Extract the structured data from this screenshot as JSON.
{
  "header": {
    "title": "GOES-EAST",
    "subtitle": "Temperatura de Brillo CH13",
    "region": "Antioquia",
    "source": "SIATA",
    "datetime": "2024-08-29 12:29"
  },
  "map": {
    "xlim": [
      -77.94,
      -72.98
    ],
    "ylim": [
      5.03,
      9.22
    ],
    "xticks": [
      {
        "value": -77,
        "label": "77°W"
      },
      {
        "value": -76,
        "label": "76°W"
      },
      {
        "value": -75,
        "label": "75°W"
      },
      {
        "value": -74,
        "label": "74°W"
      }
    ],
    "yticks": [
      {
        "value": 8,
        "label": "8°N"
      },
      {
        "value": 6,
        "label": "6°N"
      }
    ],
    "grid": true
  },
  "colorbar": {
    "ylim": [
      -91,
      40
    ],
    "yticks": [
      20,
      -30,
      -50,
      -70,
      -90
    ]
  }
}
====
▶ JOB: The data above must be returned in full, exactly as written.

▶ SOLUTION TO THIS PROBLEM:
Extract the structured data from this screenshot as JSON.
{
  "header": {
    "title": "GOES-EAST",
    "subtitle": "Temperatura de Brillo CH13",
    "region": "Antioquia",
    "source": "SIATA",
    "datetime": "2024-08-29 12:29"
  },
  "map": {
    "xlim": [
      -77.94,
      -72.98
    ],
    "ylim": [
      5.03,
      9.22
    ],
    "xticks": [
      {
        "value": -77,
        "label": "77°W"
      },
      {
        "value": -76,
        "label": "76°W"
      },
      {
        "value": -75,
        "label": "75°W"
      },
      {
        "value": -74,
        "label": "74°W"
      }
    ],
    "yticks": [
      {
        "value": 8,
        "label": "8°N"
      },
      {
        "value": 6,
        "label": "6°N"
      }
    ],
    "grid": true
  },
  "colorbar": {
    "ylim": [
      -91,
      40
    ],
    "yticks": [
      20,
      -30,
      -50,
      -70,
      -90
    ]
  }
}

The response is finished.